Work to be completed:
Each line containing the word "JSON" should be found and copied.

Excerpted records:
════════════════════
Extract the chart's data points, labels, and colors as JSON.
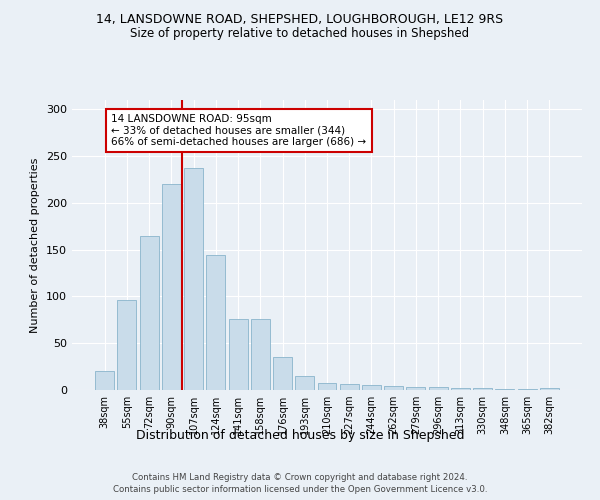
{
  "title_line1": "14, LANSDOWNE ROAD, SHEPSHED, LOUGHBOROUGH, LE12 9RS",
  "title_line2": "Size of property relative to detached houses in Shepshed",
  "xlabel": "Distribution of detached houses by size in Shepshed",
  "ylabel": "Number of detached properties",
  "bar_labels": [
    "38sqm",
    "55sqm",
    "72sqm",
    "90sqm",
    "107sqm",
    "124sqm",
    "141sqm",
    "158sqm",
    "176sqm",
    "193sqm",
    "210sqm",
    "227sqm",
    "244sqm",
    "262sqm",
    "279sqm",
    "296sqm",
    "313sqm",
    "330sqm",
    "348sqm",
    "365sqm",
    "382sqm"
  ],
  "bar_values": [
    20,
    96,
    165,
    220,
    237,
    144,
    76,
    76,
    35,
    15,
    8,
    6,
    5,
    4,
    3,
    3,
    2,
    2,
    1,
    1,
    2
  ],
  "bar_color": "#c9dcea",
  "bar_edge_color": "#8ab4cc",
  "annotation_text": "14 LANSDOWNE ROAD: 95sqm\n← 33% of detached houses are smaller (344)\n66% of semi-detached houses are larger (686) →",
  "annotation_box_color": "#ffffff",
  "annotation_box_edge": "#cc0000",
  "line_color": "#cc0000",
  "ylim": [
    0,
    310
  ],
  "yticks": [
    0,
    50,
    100,
    150,
    200,
    250,
    300
  ],
  "background_color": "#eaf0f6",
  "grid_color": "#ffffff",
  "footer_line1": "Contains HM Land Registry data © Crown copyright and database right 2024.",
  "footer_line2": "Contains public sector information licensed under the Open Government Licence v3.0."
}
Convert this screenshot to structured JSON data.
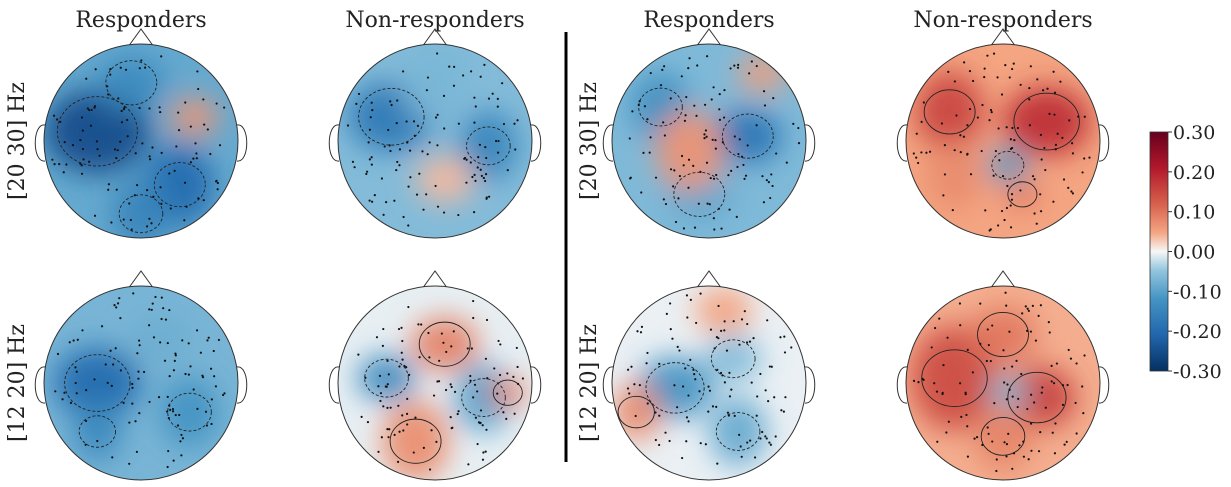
{
  "chart_data": {
    "type": "heatmap",
    "plot_kind": "topomap",
    "column_titles": [
      "Responders",
      "Non-responders",
      "Responders",
      "Non-responders"
    ],
    "row_labels": [
      "[20 30] Hz",
      "[12 20] Hz"
    ],
    "colormap": "RdBu_r",
    "colorbar": {
      "range": [
        -0.3,
        0.3
      ],
      "ticks": [
        "0.30",
        "0.20",
        "0.10",
        "0.00",
        "-0.10",
        "-0.20",
        "-0.30"
      ]
    },
    "panel_group_divider": true,
    "panels": [
      {
        "row": 0,
        "col": 0,
        "overall_sign": "negative",
        "peak_value": -0.25
      },
      {
        "row": 0,
        "col": 1,
        "overall_sign": "negative",
        "peak_value": -0.17
      },
      {
        "row": 0,
        "col": 2,
        "overall_sign": "negative",
        "peak_value": -0.18
      },
      {
        "row": 0,
        "col": 3,
        "overall_sign": "positive",
        "peak_value": 0.18
      },
      {
        "row": 1,
        "col": 0,
        "overall_sign": "negative",
        "peak_value": -0.2
      },
      {
        "row": 1,
        "col": 1,
        "overall_sign": "mixed",
        "peak_value": -0.14
      },
      {
        "row": 1,
        "col": 2,
        "overall_sign": "mixed",
        "peak_value": -0.12
      },
      {
        "row": 1,
        "col": 3,
        "overall_sign": "positive",
        "peak_value": 0.16
      }
    ]
  }
}
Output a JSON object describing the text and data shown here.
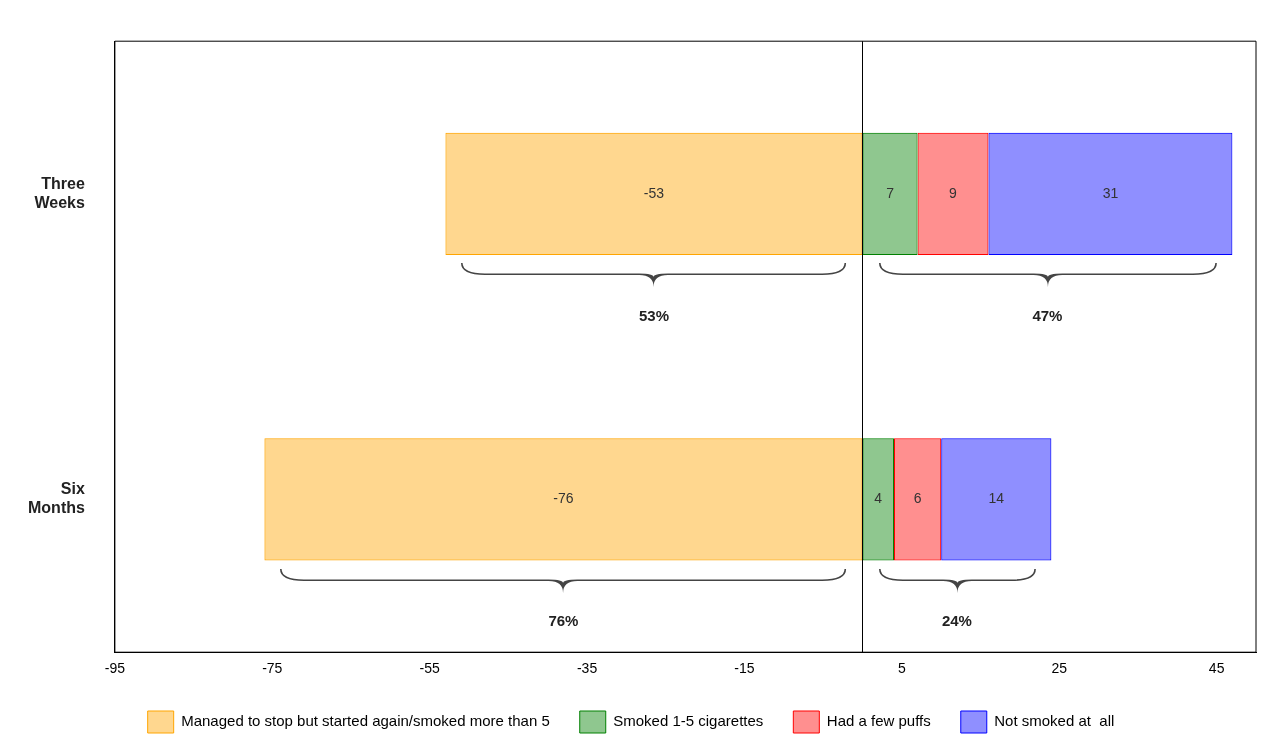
{
  "chart_data": {
    "type": "bar",
    "orientation": "horizontal",
    "stacked": true,
    "categories": [
      "Three Weeks",
      "Six Months"
    ],
    "series": [
      {
        "name": "Managed to stop but started again/smoked more than 5",
        "color": "#ffa500",
        "values": [
          -53,
          -76
        ]
      },
      {
        "name": "Smoked 1-5 cigarettes",
        "color": "#008000",
        "values": [
          7,
          4
        ]
      },
      {
        "name": "Had a few puffs",
        "color": "#ff0000",
        "values": [
          9,
          6
        ]
      },
      {
        "name": "Not smoked at  all",
        "color": "#0000ff",
        "values": [
          31,
          14
        ]
      }
    ],
    "xlim": [
      -95,
      50
    ],
    "xticks": [
      -95,
      -75,
      -55,
      -35,
      -15,
      5,
      25,
      45
    ],
    "grid": false,
    "legend": "bottom",
    "data_labels": true,
    "ref_lines": [
      {
        "axis": "x",
        "value": 0
      }
    ],
    "annotations": [
      "53%",
      "47%",
      "76%",
      "24%"
    ]
  }
}
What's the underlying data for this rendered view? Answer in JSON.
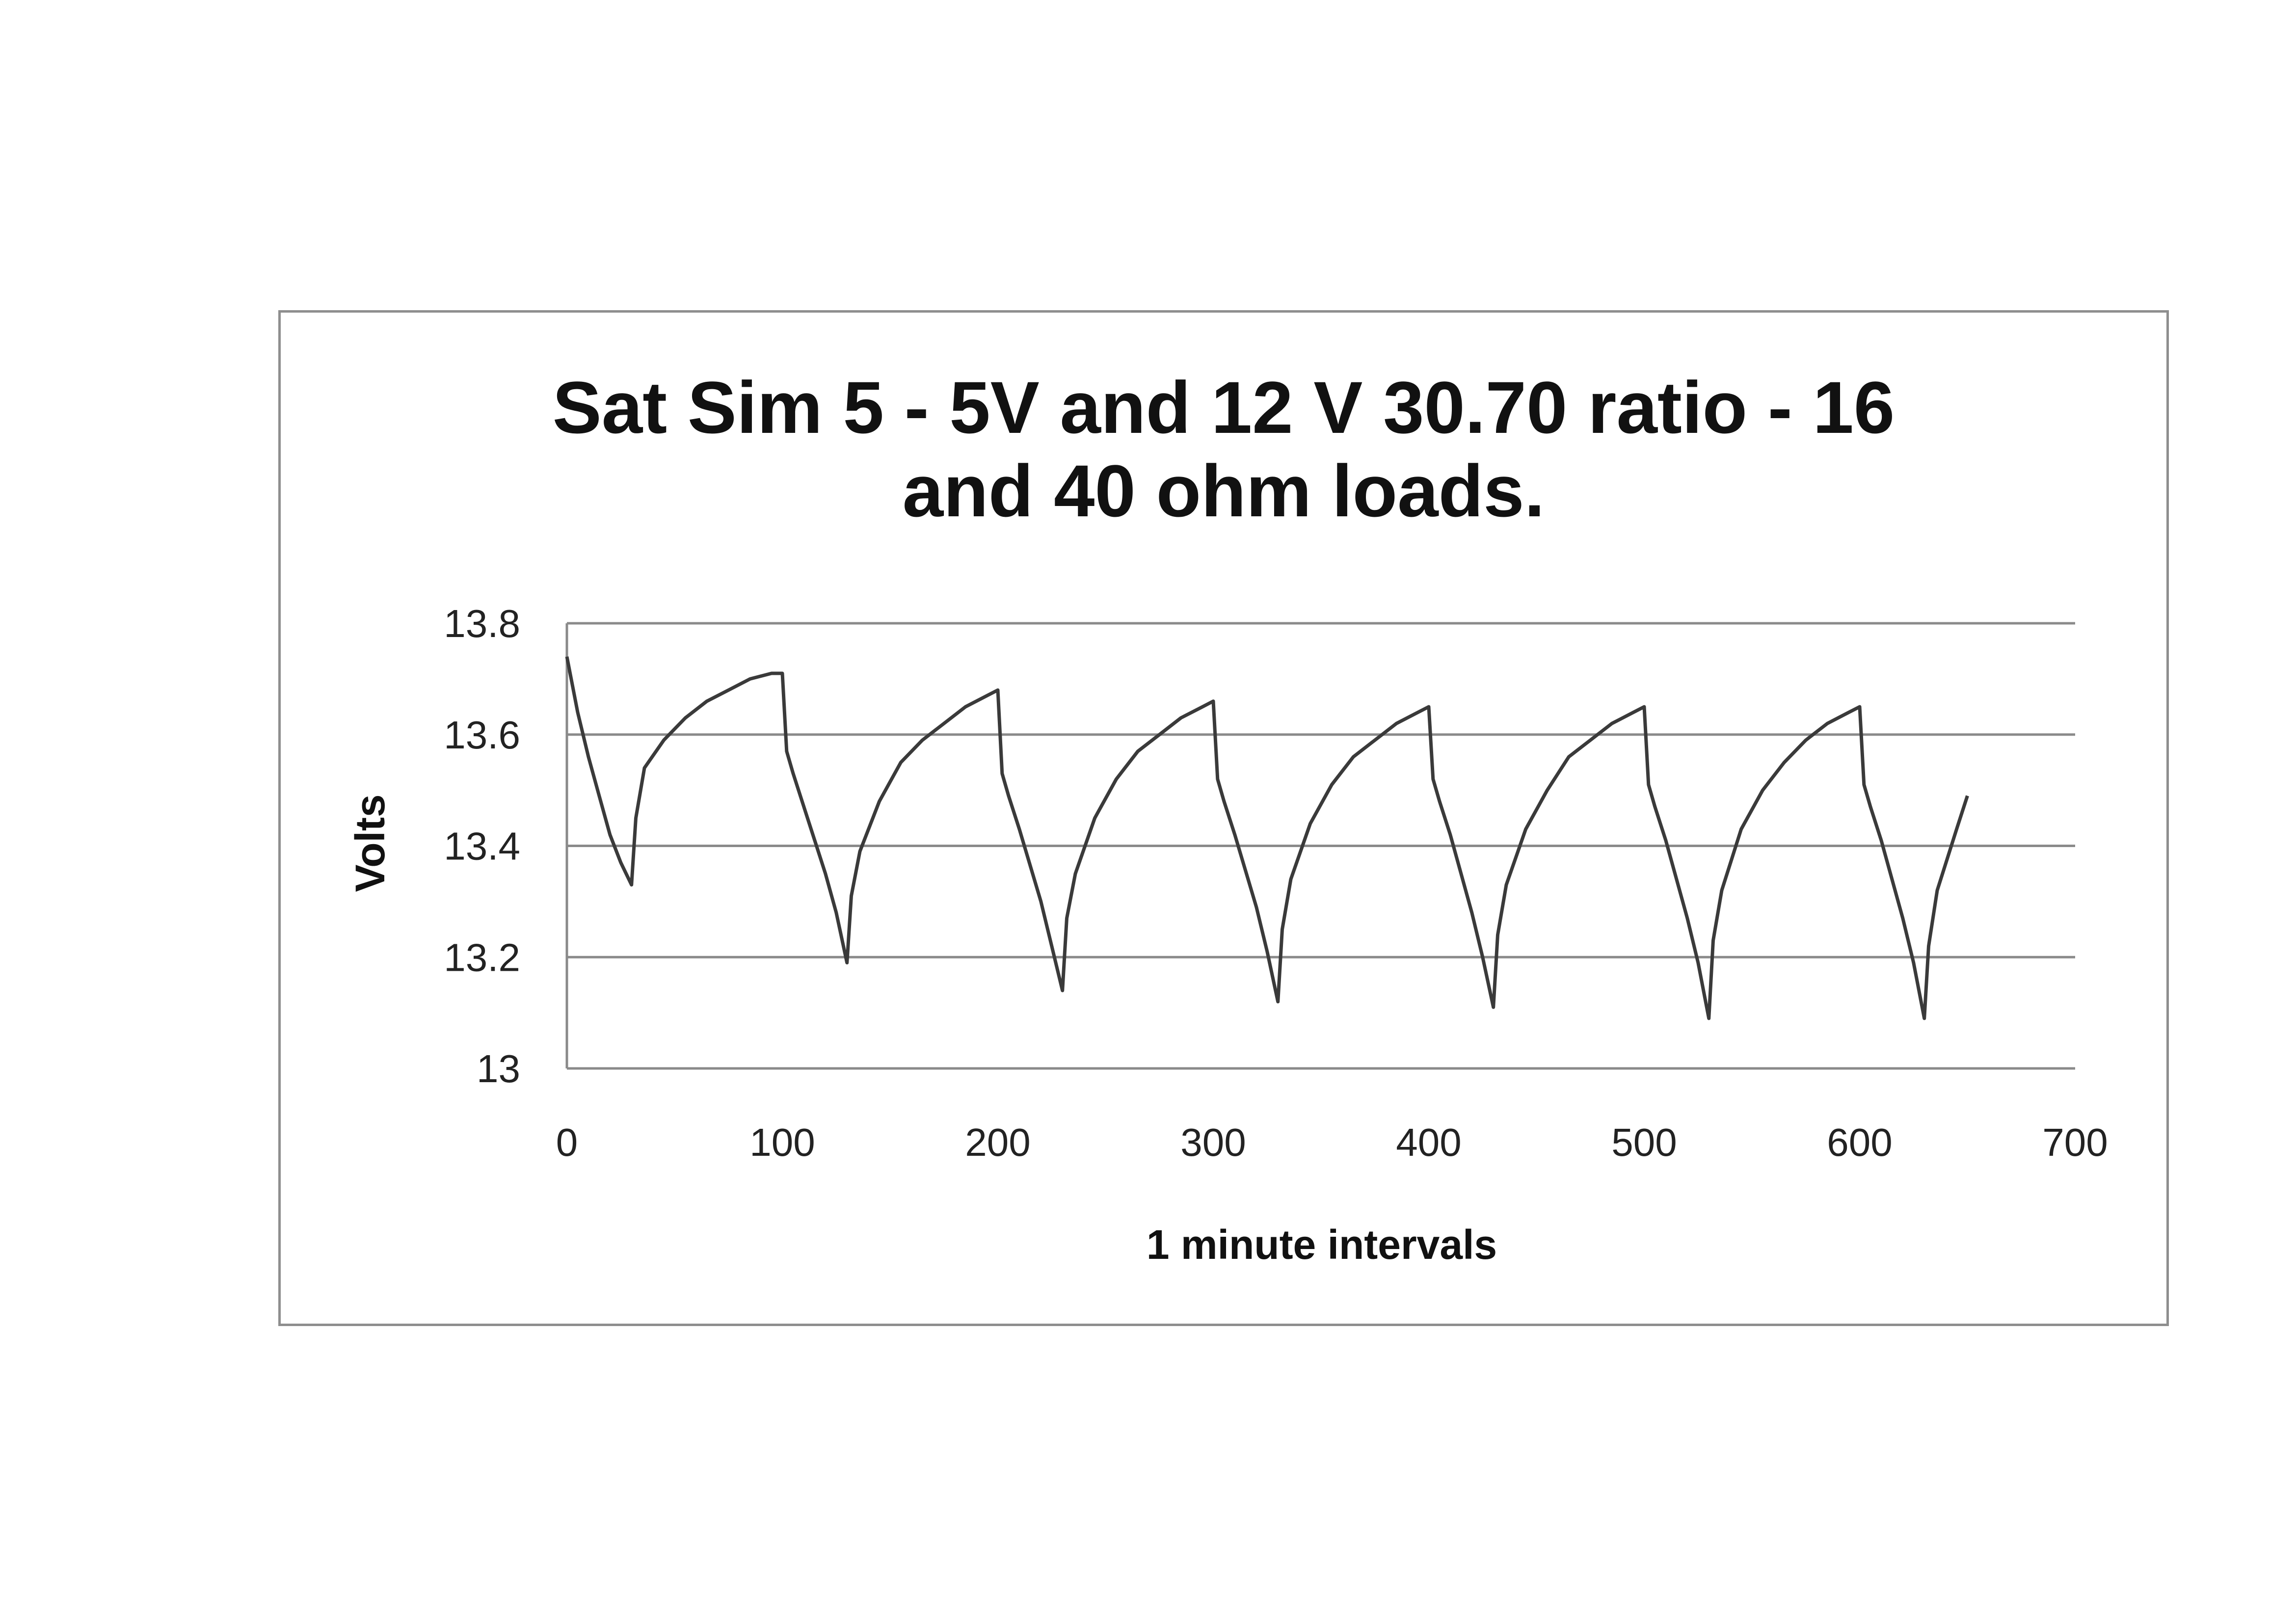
{
  "chart_data": {
    "type": "line",
    "title_line1": "Sat Sim 5 - 5V and 12 V 30.70 ratio - 16",
    "title_line2": "and 40 ohm loads.",
    "xlabel": "1 minute intervals",
    "ylabel": "Volts",
    "xlim": [
      0,
      700
    ],
    "ylim": [
      13,
      13.8
    ],
    "xticks": [
      0,
      100,
      200,
      300,
      400,
      500,
      600,
      700
    ],
    "yticks": [
      13,
      13.2,
      13.4,
      13.6,
      13.8
    ],
    "ytick_labels": [
      "13",
      "13.2",
      "13.4",
      "13.6",
      "13.8"
    ],
    "grid": true,
    "legend": "none",
    "line_color": "#3a3a3a",
    "series": [
      {
        "x": [
          0,
          5,
          10,
          15,
          20,
          25,
          30,
          32,
          36,
          45,
          55,
          65,
          75,
          85,
          95,
          100,
          102,
          105,
          110,
          120,
          125,
          130,
          132,
          136,
          145,
          155,
          165,
          175,
          185,
          195,
          200,
          202,
          205,
          210,
          220,
          225,
          230,
          232,
          236,
          245,
          255,
          265,
          275,
          285,
          295,
          300,
          302,
          305,
          310,
          320,
          325,
          330,
          332,
          336,
          345,
          355,
          365,
          375,
          385,
          395,
          400,
          402,
          405,
          410,
          420,
          425,
          430,
          432,
          436,
          445,
          455,
          465,
          475,
          485,
          495,
          500,
          502,
          505,
          510,
          520,
          525,
          530,
          532,
          536,
          545,
          555,
          565,
          575,
          585,
          595,
          600,
          602,
          605,
          610,
          620,
          625,
          630,
          632,
          636,
          645,
          650
        ],
        "y": [
          13.74,
          13.64,
          13.56,
          13.49,
          13.42,
          13.37,
          13.33,
          13.45,
          13.54,
          13.59,
          13.63,
          13.66,
          13.68,
          13.7,
          13.71,
          13.71,
          13.57,
          13.53,
          13.47,
          13.35,
          13.28,
          13.19,
          13.31,
          13.39,
          13.48,
          13.55,
          13.59,
          13.62,
          13.65,
          13.67,
          13.68,
          13.53,
          13.49,
          13.43,
          13.3,
          13.22,
          13.14,
          13.27,
          13.35,
          13.45,
          13.52,
          13.57,
          13.6,
          13.63,
          13.65,
          13.66,
          13.52,
          13.48,
          13.42,
          13.29,
          13.21,
          13.12,
          13.25,
          13.34,
          13.44,
          13.51,
          13.56,
          13.59,
          13.62,
          13.64,
          13.65,
          13.52,
          13.48,
          13.42,
          13.28,
          13.2,
          13.11,
          13.24,
          13.33,
          13.43,
          13.5,
          13.56,
          13.59,
          13.62,
          13.64,
          13.65,
          13.51,
          13.47,
          13.41,
          13.27,
          13.19,
          13.09,
          13.23,
          13.32,
          13.43,
          13.5,
          13.55,
          13.59,
          13.62,
          13.64,
          13.65,
          13.51,
          13.47,
          13.41,
          13.27,
          13.19,
          13.09,
          13.22,
          13.32,
          13.43,
          13.49
        ]
      }
    ]
  }
}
════════════════════
Task output:
Extract the chart's data points, labels, and colors as JSON.
Convert this screenshot to structured JSON data.
Output a JSON object describing the text and data shown here.
What's the underlying data for this rendered view? Answer in JSON.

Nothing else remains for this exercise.